**SUPPLIED DATA:**
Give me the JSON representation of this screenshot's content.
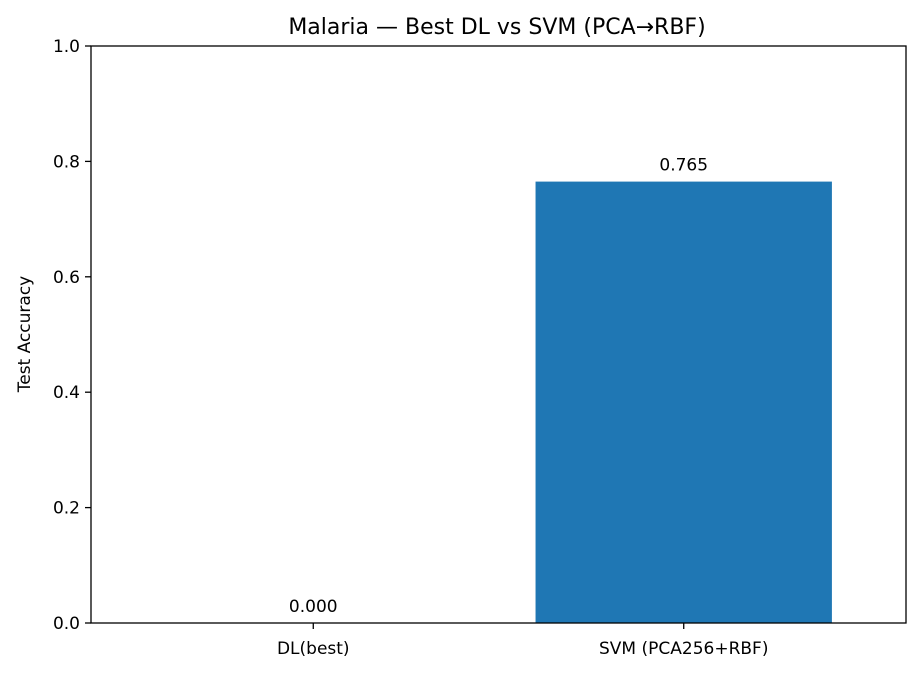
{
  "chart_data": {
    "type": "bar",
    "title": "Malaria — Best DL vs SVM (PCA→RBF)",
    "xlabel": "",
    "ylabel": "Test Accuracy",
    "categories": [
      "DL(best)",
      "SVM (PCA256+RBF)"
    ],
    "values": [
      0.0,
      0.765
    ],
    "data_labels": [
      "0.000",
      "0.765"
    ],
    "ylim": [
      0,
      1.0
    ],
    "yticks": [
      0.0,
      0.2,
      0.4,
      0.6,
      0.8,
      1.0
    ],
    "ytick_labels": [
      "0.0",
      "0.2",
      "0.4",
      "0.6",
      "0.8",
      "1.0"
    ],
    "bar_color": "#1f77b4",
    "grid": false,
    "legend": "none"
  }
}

**GIVEN PROBLEM:** Leave out the pictures and transcribe everything else exactly.

**EXPECTED OUTPUT:**
Give me the JSON representation of this screenshot's content.
{
  "chart_data": {
    "type": "bar",
    "title": "Malaria — Best DL vs SVM (PCA→RBF)",
    "xlabel": "",
    "ylabel": "Test Accuracy",
    "categories": [
      "DL(best)",
      "SVM (PCA256+RBF)"
    ],
    "values": [
      0.0,
      0.765
    ],
    "data_labels": [
      "0.000",
      "0.765"
    ],
    "ylim": [
      0,
      1.0
    ],
    "yticks": [
      0.0,
      0.2,
      0.4,
      0.6,
      0.8,
      1.0
    ],
    "ytick_labels": [
      "0.0",
      "0.2",
      "0.4",
      "0.6",
      "0.8",
      "1.0"
    ],
    "bar_color": "#1f77b4",
    "grid": false,
    "legend": "none"
  }
}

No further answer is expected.